### SET PROBLEM
Go through the entries below and pick out every line with "illuminazione".
====
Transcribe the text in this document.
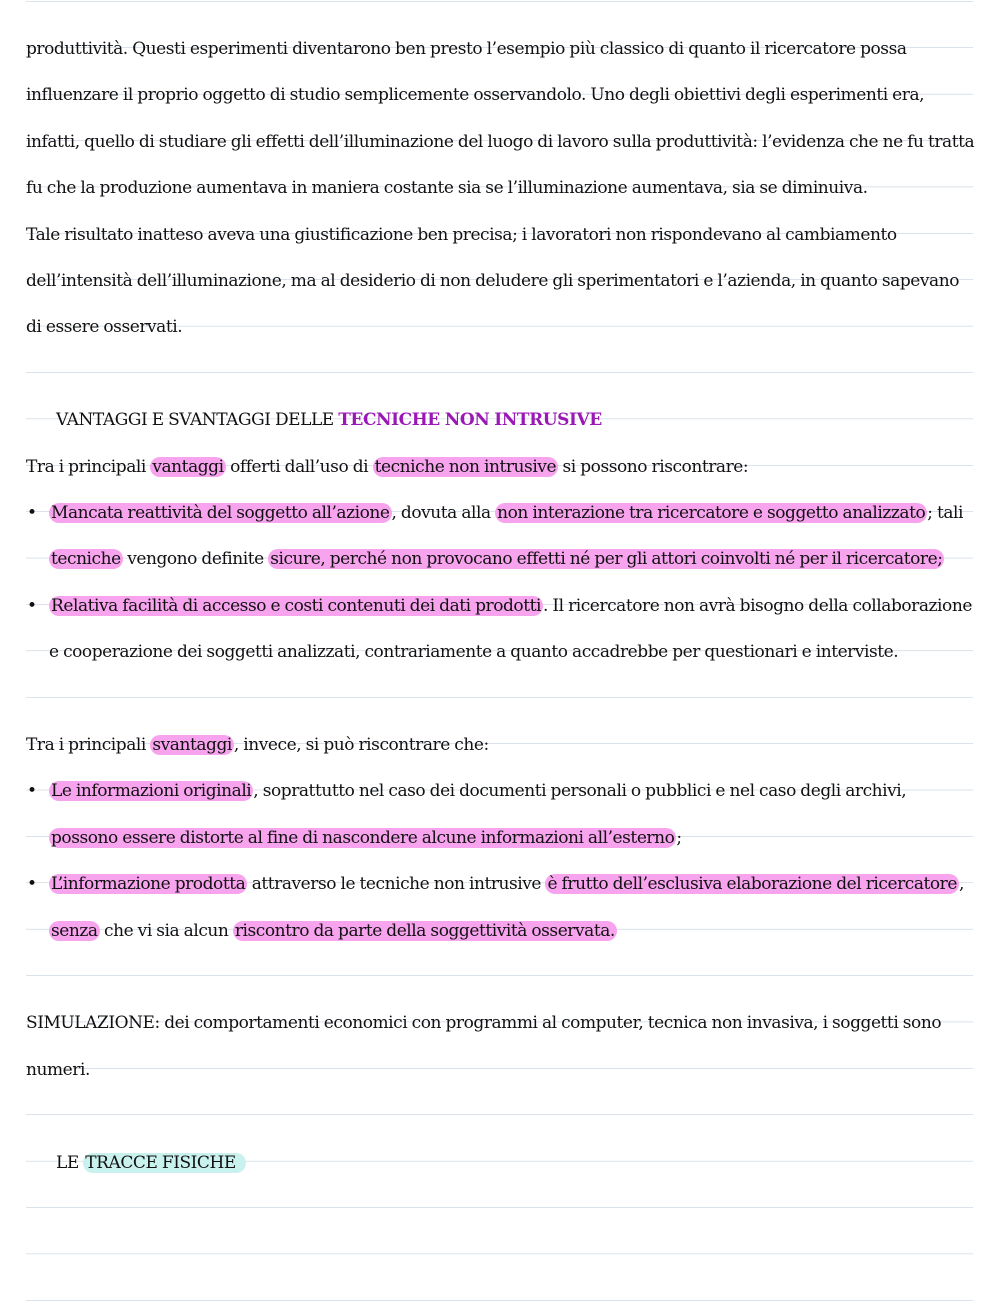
produttività. Questi esperimenti diventarono ben presto l’esempio più classico di quanto il ricercatore possa influenzare il proprio oggetto di studio semplicemente osservandolo. Uno degli obiettivi degli esperimenti era, infatti, quello di studiare gli effetti dell’illuminazione del luogo di lavoro sulla produttività: l’evidenza che ne fu tratta fu che la produzione aumentava in maniera costante sia se l’illuminazione aumentava, sia se diminuiva.

Tale risultato inatteso aveva una giustificazione ben precisa; i lavoratori non rispondevano al cambiamento dell’intensità dell’illuminazione, ma al desiderio di non deludere gli sperimentatori e l’azienda, in quanto sapevano di essere osservati.

VANTAGGI E SVANTAGGI DELLE TECNICHE NON INTRUSIVE

Tra i principali vantaggi offerti dall’uso di tecniche non intrusive si possono riscontrare:

• Mancata reattività del soggetto all’azione , dovuta alla non interazione tra ricercatore e soggetto analizzato ; tali tecniche vengono definite sicure, perché non provocano effetti né per gli attori coinvolti né per il ricercatore;
• Relativa facilità di accesso e costi contenuti dei dati prodotti . Il ricercatore non avrà bisogno della collaborazione e cooperazione dei soggetti analizzati, contrariamente a quanto accadrebbe per questionari e interviste.

Tra i principali svantaggi , invece, si può riscontrare che:

• Le informazioni originali , soprattutto nel caso dei documenti personali o pubblici e nel caso degli archivi, possono essere distorte al fine di nascondere alcune informazioni all’esterno ;
• L’informazione prodotta attraverso le tecniche non intrusive è frutto dell’esclusiva elaborazione del ricercatore , senza che vi sia alcun riscontro da parte della soggettività osservata.

SIMULAZIONE: dei comportamenti economici con programmi al computer, tecnica non invasiva, i soggetti sono numeri.

LE TRACCE FISICHE
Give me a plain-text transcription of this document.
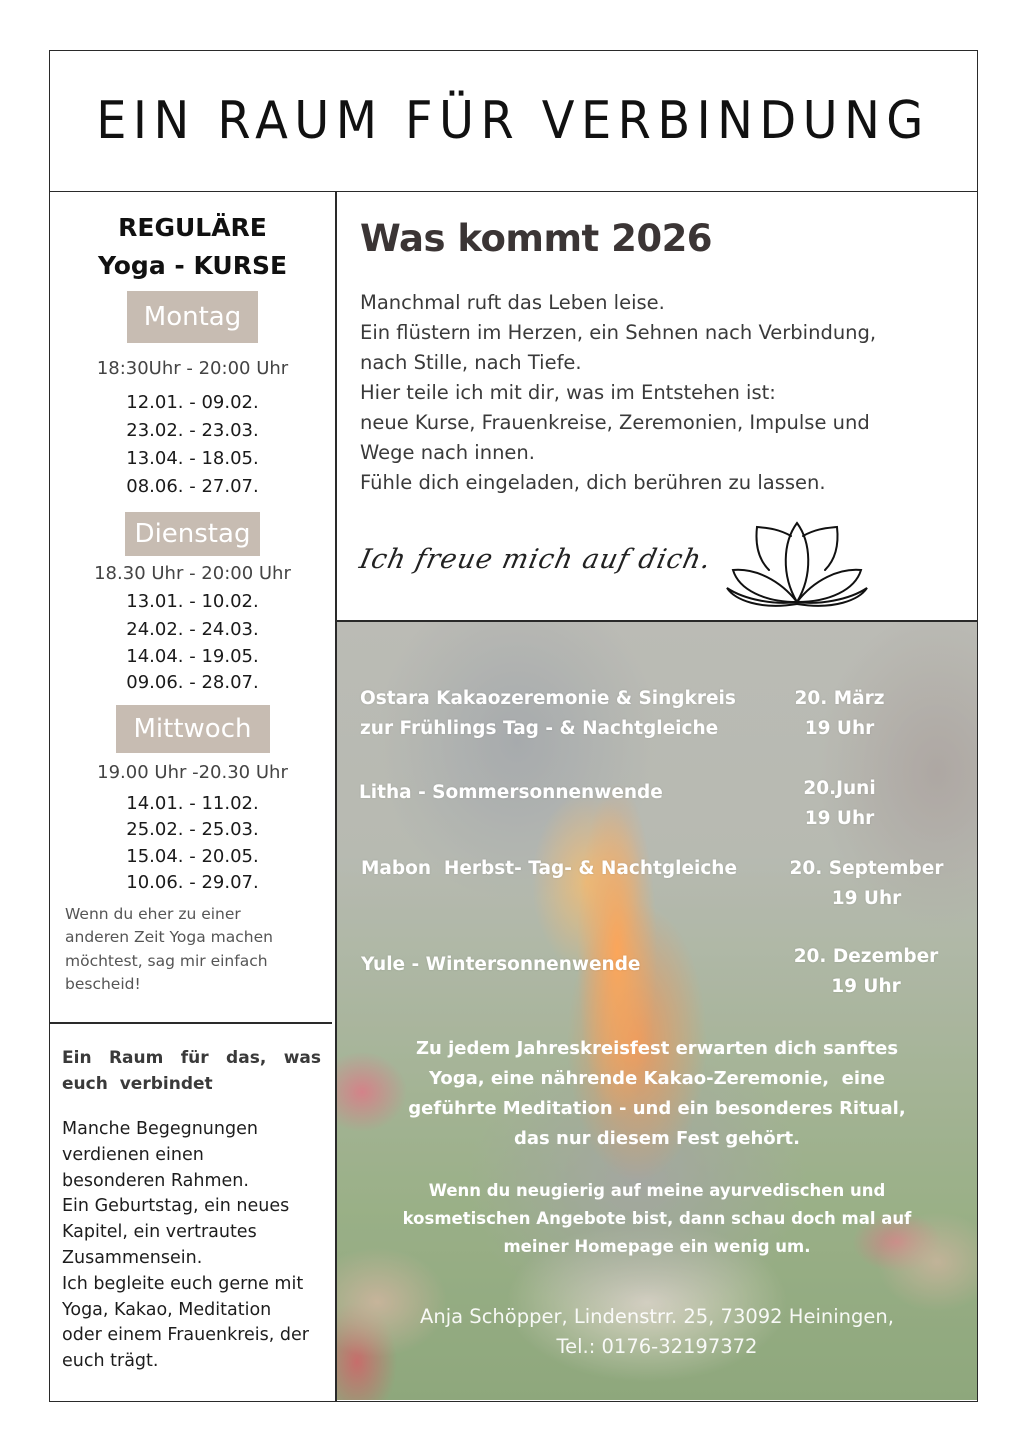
EIN RAUM FÜR VERBINDUNG
REGULÄRE
Yoga - KURSE
Montag
18:30Uhr - 20:00 Uhr
12.01. - 09.02.
23.02. - 23.03.
13.04. - 18.05.
08.06. - 27.07.
Dienstag
18.30 Uhr - 20:00 Uhr
13.01. - 10.02.
24.02. - 24.03.
14.04. - 19.05.
09.06. - 28.07.
Mittwoch
19.00 Uhr -20.30 Uhr
14.01. - 11.02.
25.02. - 25.03.
15.04. - 20.05.
10.06. - 29.07.

Wenn du eher zu einer anderen Zeit Yoga machen möchtest, sag mir einfach bescheid!

Ein Raum für das, was euch verbindet
Manche Begegnungen
verdienen einen
besonderen Rahmen.
Ein Geburtstag, ein neues
Kapitel, ein vertrautes
Zusammensein.
Ich begleite euch gerne mit
Yoga, Kakao, Meditation
oder einem Frauenkreis, der
euch trägt.
Was kommt 2026
Manchmal ruft das Leben leise.
Ein flüstern im Herzen, ein Sehnen nach Verbindung,
nach Stille, nach Tiefe.
Hier teile ich mit dir, was im Entstehen ist:
neue Kurse, Frauenkreise, Zeremonien, Impulse und
Wege nach innen.
Fühle dich eingeladen, dich berühren zu lassen.
Ich freue mich auf dich.
Ostara Kakaozeremonie & Singkreis
zur Frühlings Tag - & Nachtgleiche
20. März
19 Uhr
Litha - Sommersonnenwende	20.Juni
19 Uhr
Mabon  Herbst- Tag- & Nachtgleiche	20. September
19 Uhr
Yule - Wintersonnenwende	20. Dezember
19 Uhr
Zu jedem Jahreskreisfest erwarten dich sanftes
Yoga, eine nährende Kakao-Zeremonie,  eine
geführte Meditation - und ein besonderes Ritual,
das nur diesem Fest gehört.
Wenn du neugierig auf meine ayurvedischen und
kosmetischen Angebote bist, dann schau doch mal auf
meiner Homepage ein wenig um.
Anja Schöpper, Lindenstrr. 25, 73092 Heiningen,
Tel.: 0176-32197372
====
### TASK RESPONSE
produttività. Questi esperimenti diventarono ben presto l’esempio più classico di quanto il ricercatore possa influenzare il proprio oggetto di studio semplicemente osservandolo. Uno degli obiettivi degli esperimenti era, infatti, quello di studiare gli effetti dell’illuminazione del luogo di lavoro sulla produttività: l’evidenza che ne fu tratta fu che la produzione aumentava in maniera costante sia se l’illuminazione aumentava, sia se diminuiva.
Tale risultato inatteso aveva una giustificazione ben precisa; i lavoratori non rispondevano al cambiamento dell’intensità dell’illuminazione, ma al desiderio di non deludere gli sperimentatori e l’azienda, in quanto sapevano di essere osservati.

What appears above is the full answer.